#### [Task details]
Each line of the data that includes the string "công" is to be copied out.

─── Recorded information ───

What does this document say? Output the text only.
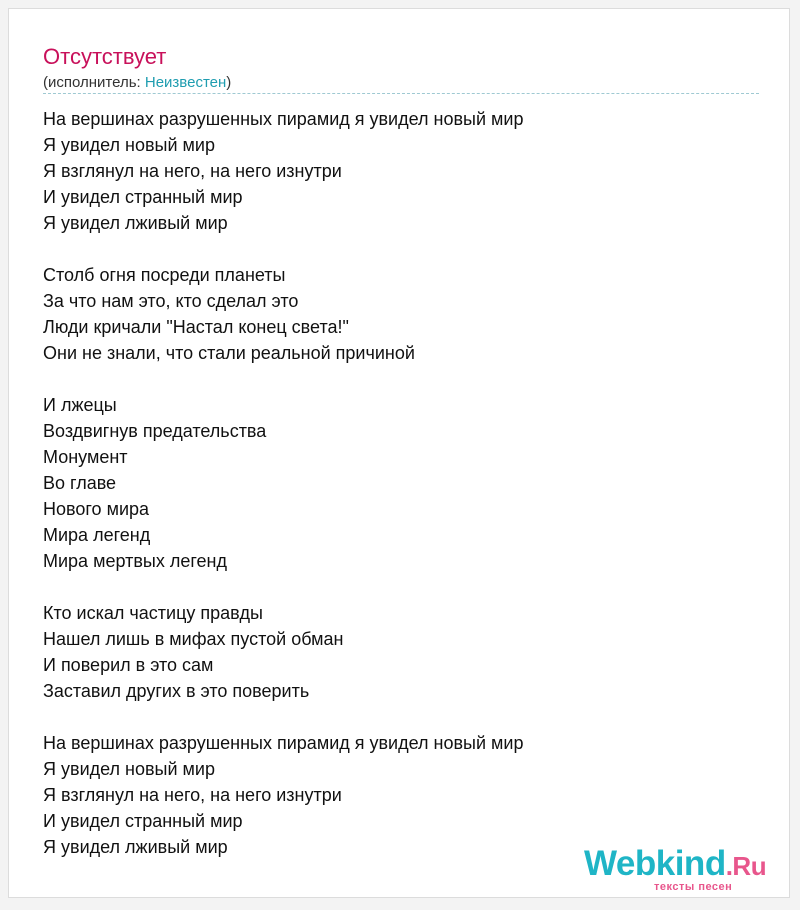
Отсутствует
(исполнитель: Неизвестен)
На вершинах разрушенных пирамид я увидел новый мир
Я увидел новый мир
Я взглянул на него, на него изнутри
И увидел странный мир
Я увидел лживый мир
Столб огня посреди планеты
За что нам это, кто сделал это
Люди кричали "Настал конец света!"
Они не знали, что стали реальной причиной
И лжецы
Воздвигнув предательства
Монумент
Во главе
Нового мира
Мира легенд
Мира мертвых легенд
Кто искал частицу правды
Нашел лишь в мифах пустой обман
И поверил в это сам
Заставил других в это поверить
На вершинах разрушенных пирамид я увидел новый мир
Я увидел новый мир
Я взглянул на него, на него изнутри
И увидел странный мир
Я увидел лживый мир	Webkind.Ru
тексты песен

───
─── Recorded information ───

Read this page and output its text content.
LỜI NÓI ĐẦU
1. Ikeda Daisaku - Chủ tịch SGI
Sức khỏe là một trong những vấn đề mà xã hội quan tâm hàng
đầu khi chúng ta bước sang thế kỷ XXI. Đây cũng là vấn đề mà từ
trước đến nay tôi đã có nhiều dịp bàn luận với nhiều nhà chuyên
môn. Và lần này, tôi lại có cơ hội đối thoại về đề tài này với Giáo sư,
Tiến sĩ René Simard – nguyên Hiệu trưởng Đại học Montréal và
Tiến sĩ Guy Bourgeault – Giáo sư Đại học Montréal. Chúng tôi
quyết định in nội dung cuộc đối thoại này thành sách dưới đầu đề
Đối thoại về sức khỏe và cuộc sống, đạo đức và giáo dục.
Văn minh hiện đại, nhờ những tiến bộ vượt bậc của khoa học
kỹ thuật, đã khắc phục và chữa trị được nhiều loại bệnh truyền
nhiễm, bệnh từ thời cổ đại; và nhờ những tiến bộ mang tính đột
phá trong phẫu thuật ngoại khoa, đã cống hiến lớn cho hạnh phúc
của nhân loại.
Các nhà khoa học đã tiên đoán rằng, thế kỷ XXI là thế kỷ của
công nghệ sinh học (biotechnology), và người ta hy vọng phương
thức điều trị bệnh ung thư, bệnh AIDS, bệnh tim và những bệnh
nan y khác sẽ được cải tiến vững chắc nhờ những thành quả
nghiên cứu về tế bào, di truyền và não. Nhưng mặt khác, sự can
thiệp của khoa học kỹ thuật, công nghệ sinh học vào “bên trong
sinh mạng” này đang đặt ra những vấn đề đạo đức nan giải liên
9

───

#### [Response to the exercise]
công nghệ sinh học (biotechnology), và người ta hy vọng phương
thiệp của khoa học kỹ thuật, công nghệ sinh học vào “bên trong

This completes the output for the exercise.